--- What the exercise asks ---
Pull out every line in the data that has the string "aren" in it.

--- Extracted data ---
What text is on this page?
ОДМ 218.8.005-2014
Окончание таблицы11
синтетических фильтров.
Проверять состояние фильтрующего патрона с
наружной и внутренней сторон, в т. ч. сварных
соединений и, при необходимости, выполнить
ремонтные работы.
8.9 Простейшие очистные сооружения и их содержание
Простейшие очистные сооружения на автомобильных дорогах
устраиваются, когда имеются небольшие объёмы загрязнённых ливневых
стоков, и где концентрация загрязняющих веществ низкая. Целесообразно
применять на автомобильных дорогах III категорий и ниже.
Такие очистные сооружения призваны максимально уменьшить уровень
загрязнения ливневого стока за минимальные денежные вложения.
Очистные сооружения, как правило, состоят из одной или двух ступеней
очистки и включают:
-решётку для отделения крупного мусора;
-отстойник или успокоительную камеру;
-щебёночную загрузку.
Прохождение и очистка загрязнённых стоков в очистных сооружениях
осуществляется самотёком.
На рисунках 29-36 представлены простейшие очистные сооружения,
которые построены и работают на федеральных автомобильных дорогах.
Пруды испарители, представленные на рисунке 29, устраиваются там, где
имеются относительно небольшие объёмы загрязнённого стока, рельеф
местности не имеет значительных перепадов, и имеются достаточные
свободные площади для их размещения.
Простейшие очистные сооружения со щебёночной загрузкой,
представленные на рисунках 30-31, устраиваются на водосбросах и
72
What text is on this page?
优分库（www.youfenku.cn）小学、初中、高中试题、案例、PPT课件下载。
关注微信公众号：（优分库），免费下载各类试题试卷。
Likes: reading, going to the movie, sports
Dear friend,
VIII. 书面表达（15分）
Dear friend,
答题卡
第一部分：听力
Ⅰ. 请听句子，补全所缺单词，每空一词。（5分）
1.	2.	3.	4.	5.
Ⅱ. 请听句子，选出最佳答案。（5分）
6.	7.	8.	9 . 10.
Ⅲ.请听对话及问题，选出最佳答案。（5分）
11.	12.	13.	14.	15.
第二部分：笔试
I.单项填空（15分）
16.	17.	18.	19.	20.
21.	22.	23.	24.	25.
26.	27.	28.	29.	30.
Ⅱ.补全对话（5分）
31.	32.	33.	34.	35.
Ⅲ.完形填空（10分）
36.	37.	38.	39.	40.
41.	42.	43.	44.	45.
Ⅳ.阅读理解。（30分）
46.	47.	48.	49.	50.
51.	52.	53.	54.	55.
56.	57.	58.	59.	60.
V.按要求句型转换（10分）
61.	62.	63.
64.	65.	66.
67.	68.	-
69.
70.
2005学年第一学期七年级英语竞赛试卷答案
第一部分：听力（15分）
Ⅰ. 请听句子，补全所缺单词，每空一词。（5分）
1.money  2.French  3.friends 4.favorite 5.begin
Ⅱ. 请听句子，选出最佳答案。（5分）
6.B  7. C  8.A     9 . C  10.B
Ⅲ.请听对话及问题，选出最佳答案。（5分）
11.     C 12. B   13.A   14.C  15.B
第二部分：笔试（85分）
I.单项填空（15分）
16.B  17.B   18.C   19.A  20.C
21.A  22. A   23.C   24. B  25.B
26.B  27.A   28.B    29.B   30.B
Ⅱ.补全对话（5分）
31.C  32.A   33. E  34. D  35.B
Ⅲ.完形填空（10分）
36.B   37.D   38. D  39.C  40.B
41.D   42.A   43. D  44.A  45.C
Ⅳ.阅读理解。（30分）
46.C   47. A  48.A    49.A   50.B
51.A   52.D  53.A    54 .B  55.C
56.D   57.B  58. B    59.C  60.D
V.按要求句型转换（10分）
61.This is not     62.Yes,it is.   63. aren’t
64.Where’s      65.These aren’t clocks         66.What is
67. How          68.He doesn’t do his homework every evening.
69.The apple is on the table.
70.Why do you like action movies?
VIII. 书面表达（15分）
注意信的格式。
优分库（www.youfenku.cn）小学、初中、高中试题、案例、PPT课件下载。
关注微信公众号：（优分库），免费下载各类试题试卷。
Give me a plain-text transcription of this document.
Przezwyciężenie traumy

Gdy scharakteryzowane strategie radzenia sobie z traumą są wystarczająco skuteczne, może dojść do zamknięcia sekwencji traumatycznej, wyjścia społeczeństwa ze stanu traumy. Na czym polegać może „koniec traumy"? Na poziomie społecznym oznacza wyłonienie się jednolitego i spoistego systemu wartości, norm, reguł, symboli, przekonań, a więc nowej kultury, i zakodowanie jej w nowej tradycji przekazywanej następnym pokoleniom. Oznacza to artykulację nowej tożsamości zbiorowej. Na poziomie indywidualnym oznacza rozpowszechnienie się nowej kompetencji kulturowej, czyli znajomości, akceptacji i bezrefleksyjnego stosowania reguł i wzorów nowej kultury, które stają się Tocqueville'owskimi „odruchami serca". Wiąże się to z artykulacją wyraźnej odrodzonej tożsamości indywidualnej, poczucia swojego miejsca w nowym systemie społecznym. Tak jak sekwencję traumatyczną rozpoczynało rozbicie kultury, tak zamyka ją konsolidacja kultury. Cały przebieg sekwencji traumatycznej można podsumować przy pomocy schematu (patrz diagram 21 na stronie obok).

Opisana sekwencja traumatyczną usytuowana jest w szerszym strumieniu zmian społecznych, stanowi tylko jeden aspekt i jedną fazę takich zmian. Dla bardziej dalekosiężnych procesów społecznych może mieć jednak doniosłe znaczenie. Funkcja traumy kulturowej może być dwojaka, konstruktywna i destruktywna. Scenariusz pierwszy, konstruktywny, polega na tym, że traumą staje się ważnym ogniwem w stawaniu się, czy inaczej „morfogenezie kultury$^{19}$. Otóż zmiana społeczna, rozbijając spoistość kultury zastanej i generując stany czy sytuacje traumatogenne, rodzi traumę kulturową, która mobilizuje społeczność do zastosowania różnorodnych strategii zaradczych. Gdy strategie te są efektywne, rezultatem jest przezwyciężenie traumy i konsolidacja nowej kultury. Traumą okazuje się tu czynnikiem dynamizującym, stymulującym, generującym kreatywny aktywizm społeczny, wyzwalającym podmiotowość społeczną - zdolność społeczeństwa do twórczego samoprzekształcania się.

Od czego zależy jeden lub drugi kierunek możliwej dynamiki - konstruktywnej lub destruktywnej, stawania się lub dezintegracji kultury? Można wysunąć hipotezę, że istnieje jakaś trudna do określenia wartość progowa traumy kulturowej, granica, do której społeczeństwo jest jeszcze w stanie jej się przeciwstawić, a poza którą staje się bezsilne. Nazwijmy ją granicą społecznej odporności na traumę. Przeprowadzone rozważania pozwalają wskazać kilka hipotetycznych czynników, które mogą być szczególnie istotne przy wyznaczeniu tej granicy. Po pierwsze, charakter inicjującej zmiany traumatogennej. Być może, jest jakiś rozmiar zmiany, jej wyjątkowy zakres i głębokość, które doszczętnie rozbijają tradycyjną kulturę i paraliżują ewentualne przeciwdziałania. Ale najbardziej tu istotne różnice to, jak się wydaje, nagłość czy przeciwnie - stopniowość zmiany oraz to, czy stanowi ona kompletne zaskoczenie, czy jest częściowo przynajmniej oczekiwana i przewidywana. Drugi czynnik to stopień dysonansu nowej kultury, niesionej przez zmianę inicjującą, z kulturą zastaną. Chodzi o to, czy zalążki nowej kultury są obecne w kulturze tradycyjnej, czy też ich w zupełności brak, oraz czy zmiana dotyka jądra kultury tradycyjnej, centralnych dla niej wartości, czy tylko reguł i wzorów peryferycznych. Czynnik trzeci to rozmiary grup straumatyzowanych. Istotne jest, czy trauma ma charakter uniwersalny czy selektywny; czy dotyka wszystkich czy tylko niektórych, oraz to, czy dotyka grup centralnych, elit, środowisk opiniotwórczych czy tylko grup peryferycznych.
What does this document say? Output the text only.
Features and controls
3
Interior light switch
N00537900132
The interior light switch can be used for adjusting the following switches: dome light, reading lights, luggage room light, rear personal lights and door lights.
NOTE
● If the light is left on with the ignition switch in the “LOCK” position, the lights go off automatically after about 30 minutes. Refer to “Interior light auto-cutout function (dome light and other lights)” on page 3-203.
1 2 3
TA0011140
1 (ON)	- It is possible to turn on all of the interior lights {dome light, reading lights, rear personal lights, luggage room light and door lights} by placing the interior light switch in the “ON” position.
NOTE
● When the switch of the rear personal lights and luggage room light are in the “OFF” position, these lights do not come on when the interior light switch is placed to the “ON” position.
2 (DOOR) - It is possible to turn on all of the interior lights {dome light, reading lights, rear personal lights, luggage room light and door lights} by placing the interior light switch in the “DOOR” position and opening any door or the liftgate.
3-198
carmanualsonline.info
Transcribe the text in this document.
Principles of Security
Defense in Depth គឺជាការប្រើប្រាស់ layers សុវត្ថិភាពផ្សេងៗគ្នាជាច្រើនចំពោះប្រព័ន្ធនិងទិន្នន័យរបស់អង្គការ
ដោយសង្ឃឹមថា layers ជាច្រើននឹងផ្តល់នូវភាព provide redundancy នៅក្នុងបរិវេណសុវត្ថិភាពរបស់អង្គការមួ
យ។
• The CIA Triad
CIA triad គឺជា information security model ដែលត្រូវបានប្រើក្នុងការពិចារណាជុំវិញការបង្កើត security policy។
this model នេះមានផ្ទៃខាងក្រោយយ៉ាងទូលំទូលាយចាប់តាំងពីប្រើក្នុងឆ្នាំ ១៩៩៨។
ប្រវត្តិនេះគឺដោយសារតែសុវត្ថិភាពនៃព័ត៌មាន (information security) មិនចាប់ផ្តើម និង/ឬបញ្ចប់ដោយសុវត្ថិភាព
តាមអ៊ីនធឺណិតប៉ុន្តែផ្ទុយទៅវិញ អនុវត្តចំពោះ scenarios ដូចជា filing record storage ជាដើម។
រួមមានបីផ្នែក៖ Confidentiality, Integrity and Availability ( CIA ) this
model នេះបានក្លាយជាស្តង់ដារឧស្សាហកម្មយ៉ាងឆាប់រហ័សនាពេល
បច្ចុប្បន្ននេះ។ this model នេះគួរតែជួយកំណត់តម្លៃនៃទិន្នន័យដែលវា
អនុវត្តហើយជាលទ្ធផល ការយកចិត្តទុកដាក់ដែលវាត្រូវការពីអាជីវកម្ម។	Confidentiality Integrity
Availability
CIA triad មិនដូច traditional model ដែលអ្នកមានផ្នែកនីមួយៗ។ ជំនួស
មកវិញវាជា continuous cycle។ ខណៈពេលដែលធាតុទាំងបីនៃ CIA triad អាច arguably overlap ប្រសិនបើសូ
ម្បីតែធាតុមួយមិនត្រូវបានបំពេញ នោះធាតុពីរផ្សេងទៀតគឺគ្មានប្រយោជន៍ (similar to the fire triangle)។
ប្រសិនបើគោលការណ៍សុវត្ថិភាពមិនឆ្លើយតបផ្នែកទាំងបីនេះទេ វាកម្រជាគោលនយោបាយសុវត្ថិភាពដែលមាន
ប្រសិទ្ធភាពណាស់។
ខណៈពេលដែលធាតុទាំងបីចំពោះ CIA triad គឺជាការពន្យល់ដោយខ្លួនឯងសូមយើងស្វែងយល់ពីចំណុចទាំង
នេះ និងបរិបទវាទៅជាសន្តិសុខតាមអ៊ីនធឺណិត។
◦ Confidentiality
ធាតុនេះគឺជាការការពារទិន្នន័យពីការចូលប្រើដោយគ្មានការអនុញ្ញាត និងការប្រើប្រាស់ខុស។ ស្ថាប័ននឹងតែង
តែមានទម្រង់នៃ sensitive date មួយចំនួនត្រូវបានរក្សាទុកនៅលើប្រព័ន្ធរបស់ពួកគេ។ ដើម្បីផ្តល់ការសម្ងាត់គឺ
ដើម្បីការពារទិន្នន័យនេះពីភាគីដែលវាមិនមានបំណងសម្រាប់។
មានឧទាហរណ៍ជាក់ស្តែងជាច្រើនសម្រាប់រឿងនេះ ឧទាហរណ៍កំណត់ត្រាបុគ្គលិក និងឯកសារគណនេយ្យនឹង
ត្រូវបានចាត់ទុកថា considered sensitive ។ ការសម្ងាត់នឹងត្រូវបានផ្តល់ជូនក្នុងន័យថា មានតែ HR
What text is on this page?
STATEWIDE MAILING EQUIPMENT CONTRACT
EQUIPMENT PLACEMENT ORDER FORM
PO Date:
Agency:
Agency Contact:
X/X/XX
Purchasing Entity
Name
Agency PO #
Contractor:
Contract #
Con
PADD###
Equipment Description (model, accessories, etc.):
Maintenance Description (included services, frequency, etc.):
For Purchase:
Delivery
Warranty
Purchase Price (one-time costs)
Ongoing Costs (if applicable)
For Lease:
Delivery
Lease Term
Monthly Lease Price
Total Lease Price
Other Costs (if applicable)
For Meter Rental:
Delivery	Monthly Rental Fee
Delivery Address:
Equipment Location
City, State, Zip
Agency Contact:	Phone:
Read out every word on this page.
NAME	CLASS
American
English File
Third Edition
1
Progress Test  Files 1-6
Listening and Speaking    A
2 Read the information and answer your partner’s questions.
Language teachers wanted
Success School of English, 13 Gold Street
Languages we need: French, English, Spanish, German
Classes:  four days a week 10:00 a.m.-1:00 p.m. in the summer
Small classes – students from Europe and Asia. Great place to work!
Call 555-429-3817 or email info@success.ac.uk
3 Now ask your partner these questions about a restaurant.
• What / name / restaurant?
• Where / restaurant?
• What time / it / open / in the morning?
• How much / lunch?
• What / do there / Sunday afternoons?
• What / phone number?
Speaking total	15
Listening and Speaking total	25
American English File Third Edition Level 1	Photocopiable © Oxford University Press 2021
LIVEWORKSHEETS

--- Problem solution ---
61.This is not     62.Yes,it is.   63. aren’t
64.Where’s      65.These aren’t clocks         66.What is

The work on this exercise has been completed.